Items listed in a dataset
## begin
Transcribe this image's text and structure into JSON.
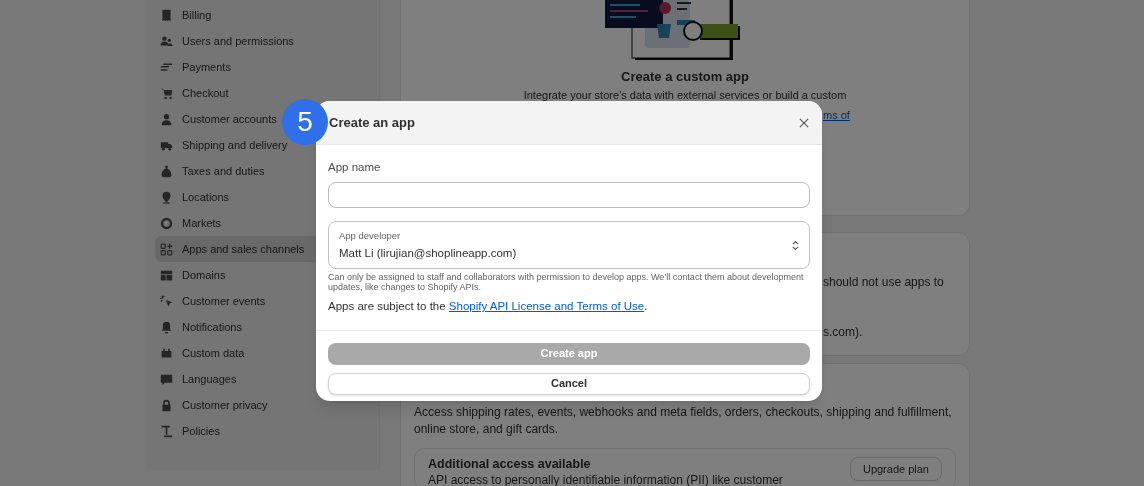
{
  "sidebar": {
    "items": [
      {
        "label": "Billing",
        "selected": false
      },
      {
        "label": "Users and permissions",
        "selected": false
      },
      {
        "label": "Payments",
        "selected": false
      },
      {
        "label": "Checkout",
        "selected": false
      },
      {
        "label": "Customer accounts",
        "selected": false
      },
      {
        "label": "Shipping and delivery",
        "selected": false
      },
      {
        "label": "Taxes and duties",
        "selected": false
      },
      {
        "label": "Locations",
        "selected": false
      },
      {
        "label": "Markets",
        "selected": false
      },
      {
        "label": "Apps and sales channels",
        "selected": true
      },
      {
        "label": "Domains",
        "selected": false
      },
      {
        "label": "Customer events",
        "selected": false
      },
      {
        "label": "Notifications",
        "selected": false
      },
      {
        "label": "Custom data",
        "selected": false
      },
      {
        "label": "Languages",
        "selected": false
      },
      {
        "label": "Customer privacy",
        "selected": false
      },
      {
        "label": "Policies",
        "selected": false
      }
    ]
  },
  "main": {
    "custom_app_card": {
      "title": "Create a custom app",
      "description": "Integrate your store’s data with external services or build a custom",
      "link_fragment": "ms of"
    },
    "notice_card": {
      "line_1": "should not use apps to",
      "line_2": "s.com)."
    },
    "access_card": {
      "description": "Access shipping rates, events, webhooks and meta fields, orders, checkouts, shipping and fulfillment, online store, and gift cards.",
      "additional_access": {
        "title": "Additional access available",
        "text": "API access to personally identifiable information (PII) like customer",
        "button": "Upgrade plan"
      }
    }
  },
  "modal": {
    "step_badge": "5",
    "title": "Create an app",
    "app_name": {
      "label": "App name"
    },
    "app_developer": {
      "label": "App developer",
      "value": "Matt Li (lirujian@shoplineapp.com)",
      "help": "Can only be assigned to staff and collaborators with permission to develop apps. We’ll contact them about development updates, like changes to Shopify APIs."
    },
    "terms": {
      "text": "Apps are subject to the ",
      "link": "Shopify API License and Terms of Use",
      "end": "."
    },
    "buttons": [
      {
        "label": "Create app",
        "kind": "primary",
        "disabled": true
      },
      {
        "label": "Cancel",
        "kind": "secondary",
        "disabled": false
      }
    ]
  }
}
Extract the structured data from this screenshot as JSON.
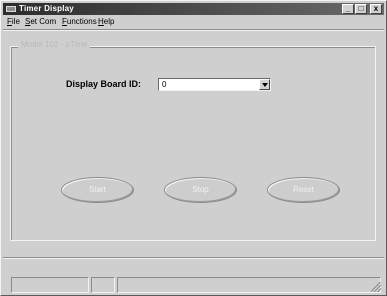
{
  "window": {
    "title": "Timer Display",
    "minimize_symbol": "_",
    "maximize_symbol": "□",
    "close_symbol": "x"
  },
  "menu": {
    "file": {
      "accel": "F",
      "rest": "ile"
    },
    "setcom": {
      "accel": "S",
      "rest": "et Com"
    },
    "functions": {
      "accel": "F",
      "rest": "unctions"
    },
    "help": {
      "accel": "H",
      "rest": "elp"
    }
  },
  "group": {
    "label": "Model 102 - pTime"
  },
  "display_board": {
    "label": "Display Board ID:",
    "value": "0"
  },
  "buttons": {
    "start": "Start",
    "stop": "Stop",
    "reset": "Reset"
  },
  "icons": {
    "app": "app-icon",
    "dropdown": "chevron-down-icon",
    "grip": "resize-grip-icon"
  }
}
## end
__STATED EXERCISE__:
Reproduce the lines of the listing exactly, starting at the one that contains "Extract the structured" and continuing through the final line, but leave out the pictures.

__THE SOLUTION__:
Extract the structured data from this screenshot as JSON.
{
  "window": {
    "title": "Timer Display",
    "minimize_symbol": "_",
    "maximize_symbol": "□",
    "close_symbol": "x"
  },
  "menu": {
    "file": {
      "accel": "F",
      "rest": "ile"
    },
    "setcom": {
      "accel": "S",
      "rest": "et Com"
    },
    "functions": {
      "accel": "F",
      "rest": "unctions"
    },
    "help": {
      "accel": "H",
      "rest": "elp"
    }
  },
  "group": {
    "label": "Model 102 - pTime"
  },
  "display_board": {
    "label": "Display Board ID:",
    "value": "0"
  },
  "buttons": {
    "start": "Start",
    "stop": "Stop",
    "reset": "Reset"
  },
  "icons": {
    "app": "app-icon",
    "dropdown": "chevron-down-icon",
    "grip": "resize-grip-icon"
  }
}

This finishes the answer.